TEXT SECTION>
◇ ◇ ◇ ◇ ◇
In our days, we see a sad picture of enormous assimilation, a spiritual holocaust of huge dimension. But not only do we experience secularized Jews intermarrying and being lost to the Jewish faith, with their children not being aware of their origin and background. To add insult to injury, thousands upon thousands of Christian missionaries preach and evangelize their beliefs to unaffiliated Jews worldwide. In the past, they had very little success. But lately, we unfortunately experience how they manage to convince and convert countless Jews all over the world. The Beis Halevi quotes a Midrash where Eisav suggests to Jacob that they should join together both in this world and in the world to come. They will accept G'd as the Master of the universe and take upon themselves certain basic parts of the Jewish faith, with the intent that the Jews shall forsake some of their laws and join them in their belief. This is a very serious threat that often starts with interfaith meetings, and even more so through missionary activities. This added danger is hinted at in this week's portion when Eisav suggests that he join Jacob. As the Midrash explains this is the final difficult step in our long and bitter exile, where we have been persecuted in body and spirit.
Hope of survival
We only have one hope of survival. We must follow in the footsteps of Jacob and send Eisav and his ideals far away from the Jewish home and society. We must make sure to educate our children about the beauty of Torah and its teachings and give them the strength to stand up as proud Jews in every situation. Only then can we hope and pray that as the prayer of Jacob was answered in his days, and he was saved from both hands of Eisav, so shall we today experience the salvation from any hand of Eisav and return to Israel as our father Jacob did.
These words were based on a talk given by Rabbi Avraham Kahn, the Rosh Yeshiva and Founder of Yeshivas Keser Torah in Toronto.
◇ ◇ ◇ ◇ ◇
WORK TASK> According to the Midrash that the Beis Halevi quotes in the text on assimilation, what does Eisav suggest to Jacob?

Stored entries
◇ ◇ ◇ ◇ ◇
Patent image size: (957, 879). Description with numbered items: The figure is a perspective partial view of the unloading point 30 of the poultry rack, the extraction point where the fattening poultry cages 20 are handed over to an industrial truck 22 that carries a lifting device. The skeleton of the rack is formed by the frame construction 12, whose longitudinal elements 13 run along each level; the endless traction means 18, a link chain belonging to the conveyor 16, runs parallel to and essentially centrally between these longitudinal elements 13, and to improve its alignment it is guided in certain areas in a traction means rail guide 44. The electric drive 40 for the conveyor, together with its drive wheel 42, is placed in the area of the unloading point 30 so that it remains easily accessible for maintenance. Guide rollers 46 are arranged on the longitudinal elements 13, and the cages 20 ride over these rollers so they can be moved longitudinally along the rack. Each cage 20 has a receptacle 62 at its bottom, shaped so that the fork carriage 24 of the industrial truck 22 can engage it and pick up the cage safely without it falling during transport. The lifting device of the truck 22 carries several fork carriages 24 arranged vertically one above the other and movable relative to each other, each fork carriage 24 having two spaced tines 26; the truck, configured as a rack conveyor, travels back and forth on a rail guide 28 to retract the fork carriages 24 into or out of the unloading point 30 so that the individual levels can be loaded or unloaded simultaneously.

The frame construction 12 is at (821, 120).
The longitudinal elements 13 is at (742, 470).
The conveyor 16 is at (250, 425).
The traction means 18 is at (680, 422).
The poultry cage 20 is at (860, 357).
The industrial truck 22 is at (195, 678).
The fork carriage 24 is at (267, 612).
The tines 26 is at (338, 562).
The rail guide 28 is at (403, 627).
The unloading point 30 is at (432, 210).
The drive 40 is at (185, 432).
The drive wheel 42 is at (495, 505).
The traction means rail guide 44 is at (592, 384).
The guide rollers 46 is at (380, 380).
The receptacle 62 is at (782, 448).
◇ ◇ ◇ ◇ ◇
EXERCISE RESULT> He suggests that they should join together both in this world and in the world to come.